[Listing]
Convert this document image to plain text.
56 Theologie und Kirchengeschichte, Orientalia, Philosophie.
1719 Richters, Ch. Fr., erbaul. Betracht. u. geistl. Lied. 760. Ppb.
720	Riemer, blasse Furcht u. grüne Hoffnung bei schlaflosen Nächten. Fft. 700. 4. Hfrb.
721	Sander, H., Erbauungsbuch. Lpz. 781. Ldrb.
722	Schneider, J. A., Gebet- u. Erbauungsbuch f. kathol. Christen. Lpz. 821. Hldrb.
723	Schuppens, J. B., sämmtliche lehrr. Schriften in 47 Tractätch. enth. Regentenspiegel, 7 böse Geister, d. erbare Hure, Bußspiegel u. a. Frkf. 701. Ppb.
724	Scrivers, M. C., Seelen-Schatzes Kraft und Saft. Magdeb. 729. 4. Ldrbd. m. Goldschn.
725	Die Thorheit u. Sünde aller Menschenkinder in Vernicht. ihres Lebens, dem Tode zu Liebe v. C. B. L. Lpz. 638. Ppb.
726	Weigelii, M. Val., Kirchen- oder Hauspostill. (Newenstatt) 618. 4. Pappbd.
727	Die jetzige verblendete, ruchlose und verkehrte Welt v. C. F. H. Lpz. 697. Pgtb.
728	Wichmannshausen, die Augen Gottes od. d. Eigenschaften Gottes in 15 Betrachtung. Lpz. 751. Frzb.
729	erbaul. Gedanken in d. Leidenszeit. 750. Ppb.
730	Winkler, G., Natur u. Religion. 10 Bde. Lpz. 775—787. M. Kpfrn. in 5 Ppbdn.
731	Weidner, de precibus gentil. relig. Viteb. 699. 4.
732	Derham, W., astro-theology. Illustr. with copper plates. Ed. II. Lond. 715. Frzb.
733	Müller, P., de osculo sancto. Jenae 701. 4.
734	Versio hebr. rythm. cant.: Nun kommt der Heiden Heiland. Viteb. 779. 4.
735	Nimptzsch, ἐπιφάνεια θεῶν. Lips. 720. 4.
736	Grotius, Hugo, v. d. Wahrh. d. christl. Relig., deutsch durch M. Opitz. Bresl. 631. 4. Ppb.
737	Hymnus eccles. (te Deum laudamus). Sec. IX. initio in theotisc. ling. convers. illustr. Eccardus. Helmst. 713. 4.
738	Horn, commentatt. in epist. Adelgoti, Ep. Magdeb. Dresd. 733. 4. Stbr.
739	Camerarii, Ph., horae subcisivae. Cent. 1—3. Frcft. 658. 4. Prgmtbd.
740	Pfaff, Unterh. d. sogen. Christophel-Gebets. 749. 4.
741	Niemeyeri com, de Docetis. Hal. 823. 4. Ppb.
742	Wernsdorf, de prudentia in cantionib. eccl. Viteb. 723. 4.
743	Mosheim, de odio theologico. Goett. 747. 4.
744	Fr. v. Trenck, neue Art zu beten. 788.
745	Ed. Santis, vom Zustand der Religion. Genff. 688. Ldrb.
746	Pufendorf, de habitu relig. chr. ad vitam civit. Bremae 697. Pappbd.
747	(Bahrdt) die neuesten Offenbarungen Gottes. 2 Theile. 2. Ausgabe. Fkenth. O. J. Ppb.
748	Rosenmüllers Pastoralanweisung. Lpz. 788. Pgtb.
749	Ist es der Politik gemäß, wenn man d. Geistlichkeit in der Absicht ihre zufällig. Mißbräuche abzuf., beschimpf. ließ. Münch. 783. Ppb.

[Direction]
Type the whole listing again, unaltered.

[Reply]
Convert this document image to plain text.
56 Theologie und Kirchengeschichte, Orientalia, Philosophie.
1719 Richters, Ch. Fr., erbaul. Betracht. u. geistl. Lied. 760. Ppb.
720	Riemer, blasse Furcht u. grüne Hoffnung bei schlaflosen Nächten. Fft. 700. 4. Hfrb.
721	Sander, H., Erbauungsbuch. Lpz. 781. Ldrb.
722	Schneider, J. A., Gebet- u. Erbauungsbuch f. kathol. Christen. Lpz. 821. Hldrb.
723	Schuppens, J. B., sämmtliche lehrr. Schriften in 47 Tractätch. enth. Regentenspiegel, 7 böse Geister, d. erbare Hure, Bußspiegel u. a. Frkf. 701. Ppb.
724	Scrivers, M. C., Seelen-Schatzes Kraft und Saft. Magdeb. 729. 4. Ldrbd. m. Goldschn.
725	Die Thorheit u. Sünde aller Menschenkinder in Vernicht. ihres Lebens, dem Tode zu Liebe v. C. B. L. Lpz. 638. Ppb.
726	Weigelii, M. Val., Kirchen- oder Hauspostill. (Newenstatt) 618. 4. Pappbd.
727	Die jetzige verblendete, ruchlose und verkehrte Welt v. C. F. H. Lpz. 697. Pgtb.
728	Wichmannshausen, die Augen Gottes od. d. Eigenschaften Gottes in 15 Betrachtung. Lpz. 751. Frzb.
729	erbaul. Gedanken in d. Leidenszeit. 750. Ppb.
730	Winkler, G., Natur u. Religion. 10 Bde. Lpz. 775—787. M. Kpfrn. in 5 Ppbdn.
731	Weidner, de precibus gentil. relig. Viteb. 699. 4.
732	Derham, W., astro-theology. Illustr. with copper plates. Ed. II. Lond. 715. Frzb.
733	Müller, P., de osculo sancto. Jenae 701. 4.
734	Versio hebr. rythm. cant.: Nun kommt der Heiden Heiland. Viteb. 779. 4.
735	Nimptzsch, ἐπιφάνεια θεῶν. Lips. 720. 4.
736	Grotius, Hugo, v. d. Wahrh. d. christl. Relig., deutsch durch M. Opitz. Bresl. 631. 4. Ppb.
737	Hymnus eccles. (te Deum laudamus). Sec. IX. initio in theotisc. ling. convers. illustr. Eccardus. Helmst. 713. 4.
738	Horn, commentatt. in epist. Adelgoti, Ep. Magdeb. Dresd. 733. 4. Stbr.
739	Camerarii, Ph., horae subcisivae. Cent. 1—3. Frcft. 658. 4. Prgmtbd.
740	Pfaff, Unterh. d. sogen. Christophel-Gebets. 749. 4.
741	Niemeyeri com, de Docetis. Hal. 823. 4. Ppb.
742	Wernsdorf, de prudentia in cantionib. eccl. Viteb. 723. 4.
743	Mosheim, de odio theologico. Goett. 747. 4.
744	Fr. v. Trenck, neue Art zu beten. 788.
745	Ed. Santis, vom Zustand der Religion. Genff. 688. Ldrb.
746	Pufendorf, de habitu relig. chr. ad vitam civit. Bremae 697. Pappbd.
747	(Bahrdt) die neuesten Offenbarungen Gottes. 2 Theile. 2. Ausgabe. Fkenth. O. J. Ppb.
748	Rosenmüllers Pastoralanweisung. Lpz. 788. Pgtb.
749	Ist es der Politik gemäß, wenn man d. Geistlichkeit in der Absicht ihre zufällig. Mißbräuche abzuf., beschimpf. ließ. Münch. 783. Ppb.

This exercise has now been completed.